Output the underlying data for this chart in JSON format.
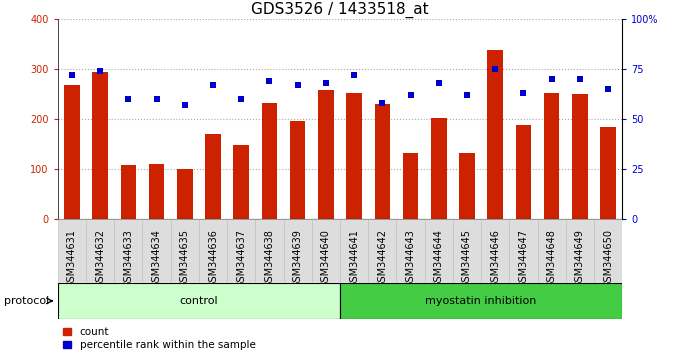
{
  "title": "GDS3526 / 1433518_at",
  "samples": [
    "GSM344631",
    "GSM344632",
    "GSM344633",
    "GSM344634",
    "GSM344635",
    "GSM344636",
    "GSM344637",
    "GSM344638",
    "GSM344639",
    "GSM344640",
    "GSM344641",
    "GSM344642",
    "GSM344643",
    "GSM344644",
    "GSM344645",
    "GSM344646",
    "GSM344647",
    "GSM344648",
    "GSM344649",
    "GSM344650"
  ],
  "counts": [
    268,
    295,
    108,
    110,
    100,
    170,
    148,
    233,
    197,
    258,
    252,
    230,
    133,
    202,
    133,
    338,
    188,
    252,
    250,
    185
  ],
  "percentiles": [
    72,
    74,
    60,
    60,
    57,
    67,
    60,
    69,
    67,
    68,
    72,
    58,
    62,
    68,
    62,
    75,
    63,
    70,
    70,
    65
  ],
  "control_count": 10,
  "bar_color": "#cc2200",
  "dot_color": "#0000cc",
  "control_bg": "#ccffcc",
  "myostatin_bg": "#44cc44",
  "grid_color": "#aaaaaa",
  "bg_color": "#ffffff",
  "ylim_left": [
    0,
    400
  ],
  "ylim_right": [
    0,
    100
  ],
  "yticks_left": [
    0,
    100,
    200,
    300,
    400
  ],
  "yticks_right": [
    0,
    25,
    50,
    75,
    100
  ],
  "yticklabels_right": [
    "0",
    "25",
    "50",
    "75",
    "100%"
  ],
  "legend_count_label": "count",
  "legend_pct_label": "percentile rank within the sample",
  "protocol_label": "protocol",
  "control_label": "control",
  "myostatin_label": "myostatin inhibition",
  "title_fontsize": 11,
  "tick_fontsize": 7,
  "label_fontsize": 8,
  "bar_width": 0.55
}
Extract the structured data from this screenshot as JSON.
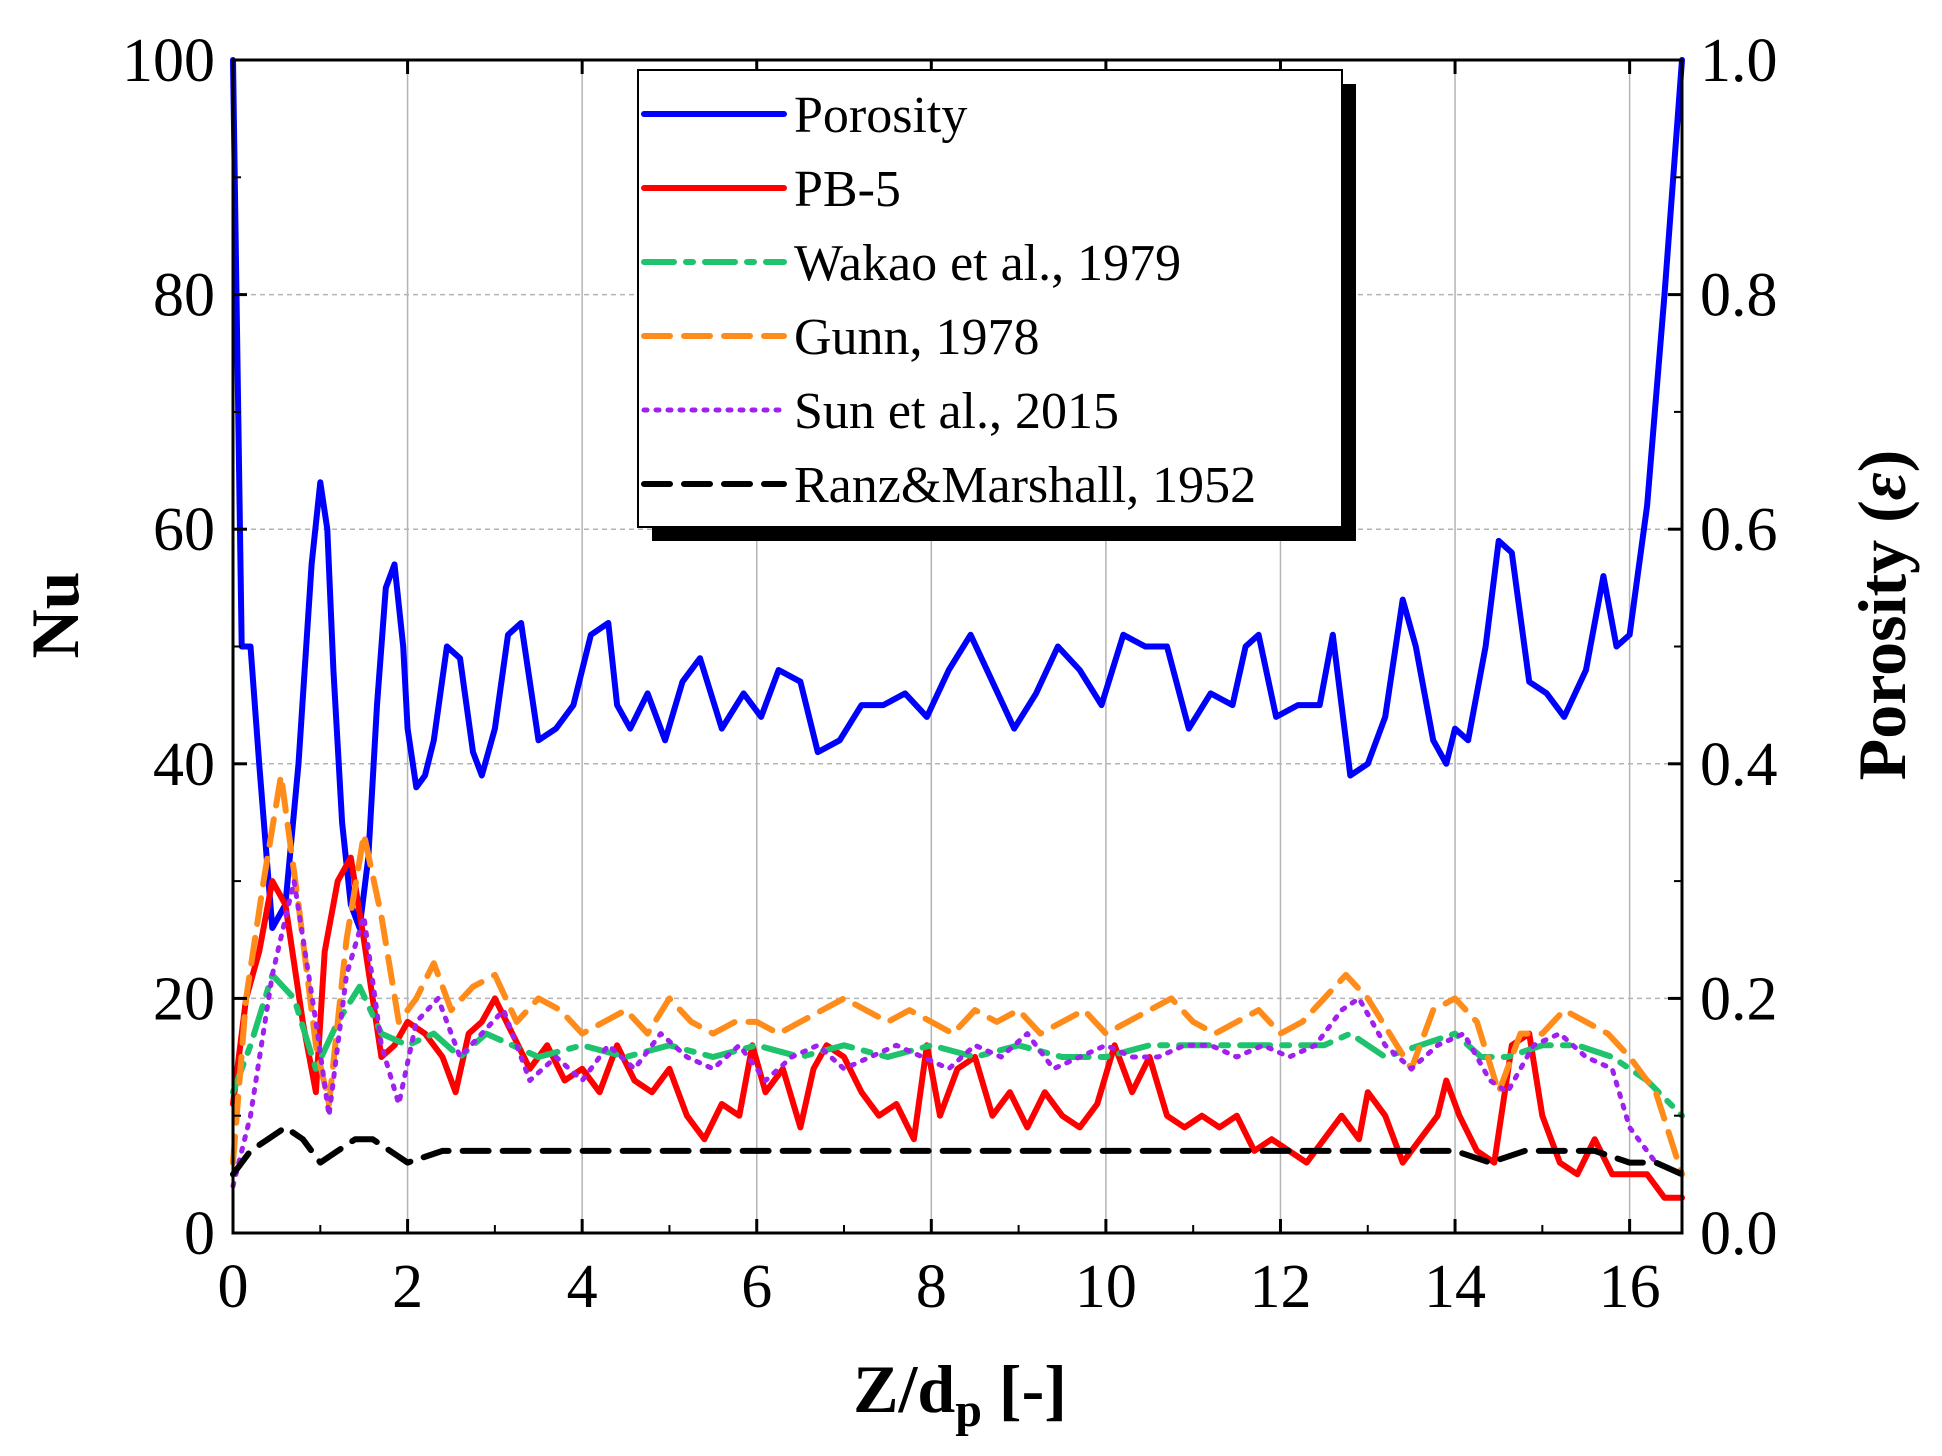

## What is expected
Restate each of the entries above word for word and skip every image.

## Completed exercise
Output the underlying data for this chart in JSON format.
{
  "title": "GDS3526 / 1433518_at",
  "samples": [
    "GSM344631",
    "GSM344632",
    "GSM344633",
    "GSM344634",
    "GSM344635",
    "GSM344636",
    "GSM344637",
    "GSM344638",
    "GSM344639",
    "GSM344640",
    "GSM344641",
    "GSM344642",
    "GSM344643",
    "GSM344644",
    "GSM344645",
    "GSM344646",
    "GSM344647",
    "GSM344648",
    "GSM344649",
    "GSM344650"
  ],
  "counts": [
    268,
    295,
    108,
    110,
    100,
    170,
    148,
    233,
    197,
    258,
    252,
    230,
    133,
    202,
    133,
    338,
    188,
    252,
    250,
    185
  ],
  "percentiles": [
    72,
    74,
    60,
    60,
    57,
    67,
    60,
    69,
    67,
    68,
    72,
    58,
    62,
    68,
    62,
    75,
    63,
    70,
    70,
    65
  ],
  "control_count": 10,
  "bar_color": "#cc2200",
  "dot_color": "#0000cc",
  "control_bg": "#ccffcc",
  "myostatin_bg": "#44cc44",
  "grid_color": "#aaaaaa",
  "bg_color": "#ffffff",
  "ylim_left": [
    0,
    400
  ],
  "ylim_right": [
    0,
    100
  ],
  "yticks_left": [
    0,
    100,
    200,
    300,
    400
  ],
  "yticks_right": [
    0,
    25,
    50,
    75,
    100
  ],
  "yticklabels_right": [
    "0",
    "25",
    "50",
    "75",
    "100%"
  ],
  "legend_count_label": "count",
  "legend_pct_label": "percentile rank within the sample",
  "protocol_label": "protocol",
  "control_label": "control",
  "myostatin_label": "myostatin inhibition",
  "title_fontsize": 11,
  "tick_fontsize": 7,
  "label_fontsize": 8,
  "bar_width": 0.55
}
Extract the structured data from this screenshot as JSON.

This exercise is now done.